• _GIVEN INFORMATION_:

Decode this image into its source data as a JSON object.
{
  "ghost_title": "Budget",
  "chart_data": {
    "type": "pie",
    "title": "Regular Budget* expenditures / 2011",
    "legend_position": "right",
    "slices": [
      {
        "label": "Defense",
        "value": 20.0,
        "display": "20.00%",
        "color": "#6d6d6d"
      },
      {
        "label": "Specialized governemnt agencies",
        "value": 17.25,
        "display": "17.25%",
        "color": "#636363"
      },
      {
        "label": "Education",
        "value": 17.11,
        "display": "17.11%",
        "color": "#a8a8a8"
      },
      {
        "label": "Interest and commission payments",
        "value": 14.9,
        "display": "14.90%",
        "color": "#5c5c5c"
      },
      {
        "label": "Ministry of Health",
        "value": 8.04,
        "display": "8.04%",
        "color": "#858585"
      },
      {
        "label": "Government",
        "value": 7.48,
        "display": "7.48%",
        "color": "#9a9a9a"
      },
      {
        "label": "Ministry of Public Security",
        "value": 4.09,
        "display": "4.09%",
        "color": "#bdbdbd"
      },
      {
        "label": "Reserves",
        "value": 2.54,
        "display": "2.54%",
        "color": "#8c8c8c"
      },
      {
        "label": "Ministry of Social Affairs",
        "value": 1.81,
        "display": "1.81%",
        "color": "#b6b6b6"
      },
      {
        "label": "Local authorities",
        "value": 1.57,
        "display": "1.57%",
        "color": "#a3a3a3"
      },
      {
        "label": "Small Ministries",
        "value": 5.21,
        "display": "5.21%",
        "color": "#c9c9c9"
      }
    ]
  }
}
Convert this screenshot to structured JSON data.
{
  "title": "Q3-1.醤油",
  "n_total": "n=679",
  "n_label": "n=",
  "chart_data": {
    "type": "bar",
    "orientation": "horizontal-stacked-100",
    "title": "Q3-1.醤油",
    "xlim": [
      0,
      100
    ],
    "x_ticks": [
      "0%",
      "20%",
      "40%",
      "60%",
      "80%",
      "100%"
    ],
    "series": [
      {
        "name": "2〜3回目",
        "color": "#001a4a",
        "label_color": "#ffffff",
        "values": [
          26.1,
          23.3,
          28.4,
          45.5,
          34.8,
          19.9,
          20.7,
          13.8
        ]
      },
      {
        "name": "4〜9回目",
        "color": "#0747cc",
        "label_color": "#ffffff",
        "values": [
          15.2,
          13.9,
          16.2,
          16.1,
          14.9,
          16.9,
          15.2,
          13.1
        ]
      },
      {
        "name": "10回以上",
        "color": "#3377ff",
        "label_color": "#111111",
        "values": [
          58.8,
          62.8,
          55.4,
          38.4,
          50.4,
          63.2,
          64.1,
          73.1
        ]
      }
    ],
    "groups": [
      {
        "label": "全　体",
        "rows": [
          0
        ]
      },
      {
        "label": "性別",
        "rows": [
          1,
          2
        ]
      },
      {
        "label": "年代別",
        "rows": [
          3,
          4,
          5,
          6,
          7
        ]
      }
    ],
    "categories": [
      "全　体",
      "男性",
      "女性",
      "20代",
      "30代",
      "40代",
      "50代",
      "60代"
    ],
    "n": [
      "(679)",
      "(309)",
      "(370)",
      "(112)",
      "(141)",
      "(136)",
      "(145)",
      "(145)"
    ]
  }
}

• _GOAL_: Wherever "Ministry" shows up in a line, copy that line.

• _RESULT OF THIS EXERCISE_:
        "label": "Ministry of Health",
        "label": "Ministry of Public Security",
        "label": "Ministry of Social Affairs",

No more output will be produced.